## What is being asked
From the records, pick out and copy each line containing "text".

— Begin Dataset records —

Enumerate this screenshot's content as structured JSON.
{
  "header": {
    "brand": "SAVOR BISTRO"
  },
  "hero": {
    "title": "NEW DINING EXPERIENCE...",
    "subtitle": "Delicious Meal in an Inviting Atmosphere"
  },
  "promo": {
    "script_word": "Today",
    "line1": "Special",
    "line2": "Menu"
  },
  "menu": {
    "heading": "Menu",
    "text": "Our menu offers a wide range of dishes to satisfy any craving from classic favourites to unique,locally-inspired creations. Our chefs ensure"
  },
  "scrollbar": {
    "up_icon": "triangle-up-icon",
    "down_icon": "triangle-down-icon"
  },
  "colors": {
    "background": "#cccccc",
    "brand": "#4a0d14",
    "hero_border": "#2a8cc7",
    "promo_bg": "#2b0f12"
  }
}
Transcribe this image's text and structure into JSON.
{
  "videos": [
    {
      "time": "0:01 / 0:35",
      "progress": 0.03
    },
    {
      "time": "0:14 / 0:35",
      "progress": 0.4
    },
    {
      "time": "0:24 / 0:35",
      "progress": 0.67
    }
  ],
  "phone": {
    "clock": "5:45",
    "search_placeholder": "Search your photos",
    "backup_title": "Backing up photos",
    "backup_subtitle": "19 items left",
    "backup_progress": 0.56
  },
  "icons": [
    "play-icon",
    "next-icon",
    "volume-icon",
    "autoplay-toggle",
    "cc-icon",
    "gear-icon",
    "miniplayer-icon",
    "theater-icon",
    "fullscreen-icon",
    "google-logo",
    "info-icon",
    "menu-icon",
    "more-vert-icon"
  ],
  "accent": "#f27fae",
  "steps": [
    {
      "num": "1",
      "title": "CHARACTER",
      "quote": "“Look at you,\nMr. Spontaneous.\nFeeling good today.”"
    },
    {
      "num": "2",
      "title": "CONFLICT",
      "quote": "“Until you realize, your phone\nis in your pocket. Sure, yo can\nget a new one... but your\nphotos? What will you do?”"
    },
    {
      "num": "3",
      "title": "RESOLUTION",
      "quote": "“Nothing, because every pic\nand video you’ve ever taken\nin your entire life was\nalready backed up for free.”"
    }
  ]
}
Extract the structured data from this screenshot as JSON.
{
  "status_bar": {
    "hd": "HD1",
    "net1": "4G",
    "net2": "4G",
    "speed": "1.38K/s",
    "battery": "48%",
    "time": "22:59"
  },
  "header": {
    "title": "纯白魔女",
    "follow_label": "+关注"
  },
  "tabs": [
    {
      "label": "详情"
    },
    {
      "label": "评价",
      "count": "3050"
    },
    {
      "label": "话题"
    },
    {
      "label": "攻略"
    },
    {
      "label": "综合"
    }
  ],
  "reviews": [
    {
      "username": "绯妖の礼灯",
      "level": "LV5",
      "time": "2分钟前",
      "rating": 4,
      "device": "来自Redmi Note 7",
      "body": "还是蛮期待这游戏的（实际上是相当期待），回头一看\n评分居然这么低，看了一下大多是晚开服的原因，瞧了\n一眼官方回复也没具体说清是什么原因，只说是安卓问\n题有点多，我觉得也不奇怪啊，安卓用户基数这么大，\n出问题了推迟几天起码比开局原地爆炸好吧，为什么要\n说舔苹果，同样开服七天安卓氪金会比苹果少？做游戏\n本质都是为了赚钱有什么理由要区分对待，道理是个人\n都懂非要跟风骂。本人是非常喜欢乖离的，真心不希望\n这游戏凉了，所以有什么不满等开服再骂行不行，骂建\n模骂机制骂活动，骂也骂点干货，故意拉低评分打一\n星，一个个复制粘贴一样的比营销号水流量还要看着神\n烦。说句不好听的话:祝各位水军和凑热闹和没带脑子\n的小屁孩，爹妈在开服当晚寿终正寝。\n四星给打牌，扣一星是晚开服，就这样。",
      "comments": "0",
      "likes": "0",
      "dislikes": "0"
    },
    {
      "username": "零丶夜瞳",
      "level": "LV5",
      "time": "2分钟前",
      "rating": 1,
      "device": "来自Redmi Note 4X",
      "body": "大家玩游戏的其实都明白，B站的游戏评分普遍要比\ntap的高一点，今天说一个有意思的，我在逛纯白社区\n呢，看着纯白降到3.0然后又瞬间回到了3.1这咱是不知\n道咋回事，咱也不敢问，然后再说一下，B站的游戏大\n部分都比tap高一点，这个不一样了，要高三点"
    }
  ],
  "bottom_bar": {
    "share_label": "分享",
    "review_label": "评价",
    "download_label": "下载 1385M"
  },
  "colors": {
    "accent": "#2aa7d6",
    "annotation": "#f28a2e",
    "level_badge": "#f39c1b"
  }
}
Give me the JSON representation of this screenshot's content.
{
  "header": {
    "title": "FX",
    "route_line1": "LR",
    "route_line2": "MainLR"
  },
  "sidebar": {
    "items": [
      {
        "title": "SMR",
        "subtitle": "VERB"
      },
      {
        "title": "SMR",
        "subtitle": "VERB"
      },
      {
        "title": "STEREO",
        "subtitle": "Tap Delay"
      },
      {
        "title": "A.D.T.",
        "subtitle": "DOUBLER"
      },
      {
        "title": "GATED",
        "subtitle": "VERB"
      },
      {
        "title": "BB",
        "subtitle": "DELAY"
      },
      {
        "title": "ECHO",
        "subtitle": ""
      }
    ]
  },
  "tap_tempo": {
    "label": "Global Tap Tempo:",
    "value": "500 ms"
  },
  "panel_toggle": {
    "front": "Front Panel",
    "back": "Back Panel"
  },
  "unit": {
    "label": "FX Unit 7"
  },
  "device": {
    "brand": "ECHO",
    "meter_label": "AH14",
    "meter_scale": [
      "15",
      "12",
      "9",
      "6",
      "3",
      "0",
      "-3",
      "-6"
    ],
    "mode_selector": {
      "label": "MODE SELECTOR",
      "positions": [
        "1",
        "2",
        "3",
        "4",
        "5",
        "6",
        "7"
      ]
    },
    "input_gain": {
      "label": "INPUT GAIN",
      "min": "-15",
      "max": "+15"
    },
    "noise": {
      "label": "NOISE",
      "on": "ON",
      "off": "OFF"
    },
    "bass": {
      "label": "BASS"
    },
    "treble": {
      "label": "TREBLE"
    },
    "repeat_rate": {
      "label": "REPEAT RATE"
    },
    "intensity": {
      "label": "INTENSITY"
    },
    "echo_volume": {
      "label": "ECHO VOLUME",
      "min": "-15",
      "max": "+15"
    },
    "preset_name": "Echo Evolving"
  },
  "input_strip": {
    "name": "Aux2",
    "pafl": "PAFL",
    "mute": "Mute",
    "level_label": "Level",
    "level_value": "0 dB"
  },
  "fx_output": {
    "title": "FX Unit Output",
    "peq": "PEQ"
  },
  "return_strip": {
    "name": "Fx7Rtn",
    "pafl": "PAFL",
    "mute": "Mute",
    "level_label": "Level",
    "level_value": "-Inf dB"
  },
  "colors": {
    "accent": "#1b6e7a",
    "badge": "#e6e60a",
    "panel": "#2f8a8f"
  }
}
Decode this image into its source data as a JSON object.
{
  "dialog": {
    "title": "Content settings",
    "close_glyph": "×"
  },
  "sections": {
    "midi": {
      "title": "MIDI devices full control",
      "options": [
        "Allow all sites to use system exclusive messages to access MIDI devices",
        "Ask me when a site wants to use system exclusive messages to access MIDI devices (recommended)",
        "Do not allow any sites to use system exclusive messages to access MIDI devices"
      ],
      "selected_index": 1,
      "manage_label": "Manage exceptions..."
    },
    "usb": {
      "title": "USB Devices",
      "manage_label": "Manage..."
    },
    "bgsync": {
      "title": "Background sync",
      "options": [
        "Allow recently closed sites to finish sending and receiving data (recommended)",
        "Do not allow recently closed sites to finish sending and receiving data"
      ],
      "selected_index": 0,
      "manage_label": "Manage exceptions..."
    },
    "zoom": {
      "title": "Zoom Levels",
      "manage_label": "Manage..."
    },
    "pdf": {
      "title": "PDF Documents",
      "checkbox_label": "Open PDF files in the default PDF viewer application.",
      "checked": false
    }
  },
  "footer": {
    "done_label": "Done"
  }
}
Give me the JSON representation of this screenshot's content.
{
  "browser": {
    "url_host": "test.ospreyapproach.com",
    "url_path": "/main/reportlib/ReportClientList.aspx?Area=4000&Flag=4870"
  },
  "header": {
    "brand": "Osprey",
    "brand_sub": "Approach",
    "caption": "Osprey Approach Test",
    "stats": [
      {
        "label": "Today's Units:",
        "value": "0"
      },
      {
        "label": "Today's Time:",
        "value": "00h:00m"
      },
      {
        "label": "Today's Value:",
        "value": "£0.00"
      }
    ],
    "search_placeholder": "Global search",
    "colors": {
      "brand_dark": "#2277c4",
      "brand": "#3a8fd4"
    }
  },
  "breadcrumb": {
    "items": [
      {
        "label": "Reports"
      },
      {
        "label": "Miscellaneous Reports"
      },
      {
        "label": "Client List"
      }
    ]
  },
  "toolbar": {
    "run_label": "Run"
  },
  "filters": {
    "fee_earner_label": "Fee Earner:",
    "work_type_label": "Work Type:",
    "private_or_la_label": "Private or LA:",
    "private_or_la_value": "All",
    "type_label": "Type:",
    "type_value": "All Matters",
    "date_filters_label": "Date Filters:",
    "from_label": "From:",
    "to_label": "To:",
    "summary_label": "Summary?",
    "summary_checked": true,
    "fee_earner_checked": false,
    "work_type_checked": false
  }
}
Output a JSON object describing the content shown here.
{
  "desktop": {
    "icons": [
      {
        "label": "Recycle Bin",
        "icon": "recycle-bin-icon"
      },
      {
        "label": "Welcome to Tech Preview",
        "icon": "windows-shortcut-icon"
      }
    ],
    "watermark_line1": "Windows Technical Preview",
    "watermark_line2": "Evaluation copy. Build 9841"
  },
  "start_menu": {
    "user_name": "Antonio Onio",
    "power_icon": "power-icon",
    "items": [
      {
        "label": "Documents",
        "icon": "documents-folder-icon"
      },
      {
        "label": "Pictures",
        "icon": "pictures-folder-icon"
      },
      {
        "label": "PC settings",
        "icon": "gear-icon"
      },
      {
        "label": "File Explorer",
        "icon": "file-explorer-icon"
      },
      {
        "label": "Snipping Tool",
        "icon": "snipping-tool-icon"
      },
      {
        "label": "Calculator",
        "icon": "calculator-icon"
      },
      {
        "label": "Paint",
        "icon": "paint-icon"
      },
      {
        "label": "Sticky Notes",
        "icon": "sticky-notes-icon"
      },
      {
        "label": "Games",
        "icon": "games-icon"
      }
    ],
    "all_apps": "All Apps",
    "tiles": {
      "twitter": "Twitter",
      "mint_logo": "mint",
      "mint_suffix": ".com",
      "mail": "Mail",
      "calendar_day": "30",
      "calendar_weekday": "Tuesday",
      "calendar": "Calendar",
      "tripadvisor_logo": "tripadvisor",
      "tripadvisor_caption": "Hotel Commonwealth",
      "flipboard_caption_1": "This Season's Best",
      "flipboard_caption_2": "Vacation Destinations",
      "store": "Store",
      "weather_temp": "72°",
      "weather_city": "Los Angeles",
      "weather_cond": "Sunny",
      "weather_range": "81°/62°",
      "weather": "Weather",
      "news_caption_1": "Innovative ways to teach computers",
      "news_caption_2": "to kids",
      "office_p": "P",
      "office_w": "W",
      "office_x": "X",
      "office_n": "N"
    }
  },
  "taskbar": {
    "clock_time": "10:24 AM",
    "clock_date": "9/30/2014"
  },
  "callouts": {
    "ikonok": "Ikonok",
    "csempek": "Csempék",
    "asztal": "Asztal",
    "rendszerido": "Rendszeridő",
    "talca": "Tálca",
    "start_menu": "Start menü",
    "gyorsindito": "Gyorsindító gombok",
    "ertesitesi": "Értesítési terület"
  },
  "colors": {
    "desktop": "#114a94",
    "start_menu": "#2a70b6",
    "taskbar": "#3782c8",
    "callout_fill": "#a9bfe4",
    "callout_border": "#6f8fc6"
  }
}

— End Dataset records —

## Correct output
    "text": "Our menu offers a wide range of dishes to satisfy any craving from classic favourites to unique,locally-inspired creations. Our chefs ensure"
Transcribe this image's text and structure into JSON.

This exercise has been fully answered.